Work instructions —
Filter the lines below, copying only those with the string "Überdeckung".

[Stored entries]
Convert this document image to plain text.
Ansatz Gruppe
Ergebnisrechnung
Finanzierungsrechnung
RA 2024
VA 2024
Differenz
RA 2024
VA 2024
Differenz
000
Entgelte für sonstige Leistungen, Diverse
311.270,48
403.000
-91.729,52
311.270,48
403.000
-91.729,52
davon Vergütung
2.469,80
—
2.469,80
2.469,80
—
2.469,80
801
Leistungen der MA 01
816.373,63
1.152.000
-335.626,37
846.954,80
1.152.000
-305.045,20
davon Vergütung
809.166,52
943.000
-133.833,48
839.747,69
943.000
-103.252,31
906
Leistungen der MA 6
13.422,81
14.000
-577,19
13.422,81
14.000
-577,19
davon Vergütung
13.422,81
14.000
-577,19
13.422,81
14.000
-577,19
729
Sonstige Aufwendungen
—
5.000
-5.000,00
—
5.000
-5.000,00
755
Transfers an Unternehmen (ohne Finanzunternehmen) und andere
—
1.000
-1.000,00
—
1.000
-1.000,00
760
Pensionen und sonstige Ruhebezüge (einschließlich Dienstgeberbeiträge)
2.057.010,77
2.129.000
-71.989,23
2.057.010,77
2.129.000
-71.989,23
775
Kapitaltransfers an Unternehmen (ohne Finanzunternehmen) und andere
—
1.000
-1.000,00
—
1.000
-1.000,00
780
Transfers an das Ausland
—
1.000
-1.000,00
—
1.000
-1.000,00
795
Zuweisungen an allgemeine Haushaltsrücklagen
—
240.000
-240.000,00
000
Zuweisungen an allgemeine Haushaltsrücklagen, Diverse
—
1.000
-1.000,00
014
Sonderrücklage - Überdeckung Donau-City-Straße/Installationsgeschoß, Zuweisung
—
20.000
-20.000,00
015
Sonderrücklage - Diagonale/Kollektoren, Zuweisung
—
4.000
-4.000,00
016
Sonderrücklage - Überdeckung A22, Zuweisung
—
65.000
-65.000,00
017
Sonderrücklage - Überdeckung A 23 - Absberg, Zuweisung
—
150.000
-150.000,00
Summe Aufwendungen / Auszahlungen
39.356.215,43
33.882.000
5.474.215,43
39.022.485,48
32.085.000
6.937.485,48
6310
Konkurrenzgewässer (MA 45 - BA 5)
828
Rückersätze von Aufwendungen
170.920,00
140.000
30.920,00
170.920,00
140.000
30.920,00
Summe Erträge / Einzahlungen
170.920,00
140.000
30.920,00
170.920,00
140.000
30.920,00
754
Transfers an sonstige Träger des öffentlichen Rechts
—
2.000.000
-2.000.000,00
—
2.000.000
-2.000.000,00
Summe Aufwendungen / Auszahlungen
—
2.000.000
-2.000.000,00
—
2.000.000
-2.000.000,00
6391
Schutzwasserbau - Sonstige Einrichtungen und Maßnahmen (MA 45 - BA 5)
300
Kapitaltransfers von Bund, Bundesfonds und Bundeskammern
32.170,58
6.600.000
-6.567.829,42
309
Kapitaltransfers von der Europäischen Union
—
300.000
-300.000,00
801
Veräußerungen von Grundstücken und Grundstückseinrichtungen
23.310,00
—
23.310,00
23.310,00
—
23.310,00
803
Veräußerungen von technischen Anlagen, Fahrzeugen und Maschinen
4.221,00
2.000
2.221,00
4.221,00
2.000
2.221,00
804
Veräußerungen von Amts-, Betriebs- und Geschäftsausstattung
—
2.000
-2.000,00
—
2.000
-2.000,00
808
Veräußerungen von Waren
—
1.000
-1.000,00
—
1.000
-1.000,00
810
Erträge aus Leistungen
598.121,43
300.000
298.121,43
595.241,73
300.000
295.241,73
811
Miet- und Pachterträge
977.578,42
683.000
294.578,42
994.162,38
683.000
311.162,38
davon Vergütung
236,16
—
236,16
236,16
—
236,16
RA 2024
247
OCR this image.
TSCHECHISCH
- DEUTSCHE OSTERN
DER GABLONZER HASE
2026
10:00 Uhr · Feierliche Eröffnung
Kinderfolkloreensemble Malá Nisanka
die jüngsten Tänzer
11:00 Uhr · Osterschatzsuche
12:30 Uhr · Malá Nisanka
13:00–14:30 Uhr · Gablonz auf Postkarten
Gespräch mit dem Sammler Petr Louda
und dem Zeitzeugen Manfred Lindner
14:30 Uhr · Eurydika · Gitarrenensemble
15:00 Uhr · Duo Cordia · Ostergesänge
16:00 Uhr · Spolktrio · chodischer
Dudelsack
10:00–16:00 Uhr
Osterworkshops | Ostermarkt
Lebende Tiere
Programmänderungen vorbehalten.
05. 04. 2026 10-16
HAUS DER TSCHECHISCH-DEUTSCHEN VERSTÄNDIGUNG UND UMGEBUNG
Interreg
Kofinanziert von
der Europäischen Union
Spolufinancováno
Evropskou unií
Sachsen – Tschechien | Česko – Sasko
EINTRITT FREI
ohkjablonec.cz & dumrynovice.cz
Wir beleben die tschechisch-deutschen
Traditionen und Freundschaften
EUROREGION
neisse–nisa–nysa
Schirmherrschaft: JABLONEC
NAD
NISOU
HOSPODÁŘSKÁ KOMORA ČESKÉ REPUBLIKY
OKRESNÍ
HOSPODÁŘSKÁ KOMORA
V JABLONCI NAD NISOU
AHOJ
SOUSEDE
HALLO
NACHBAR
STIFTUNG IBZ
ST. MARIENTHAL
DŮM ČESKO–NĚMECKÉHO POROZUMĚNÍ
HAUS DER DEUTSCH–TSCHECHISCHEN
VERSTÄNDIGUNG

Task answer —
Sonderrücklage - Überdeckung Donau-City-Straße/Installationsgeschoß, Zuweisung
Sonderrücklage - Überdeckung A22, Zuweisung
Sonderrücklage - Überdeckung A 23 - Absberg, Zuweisung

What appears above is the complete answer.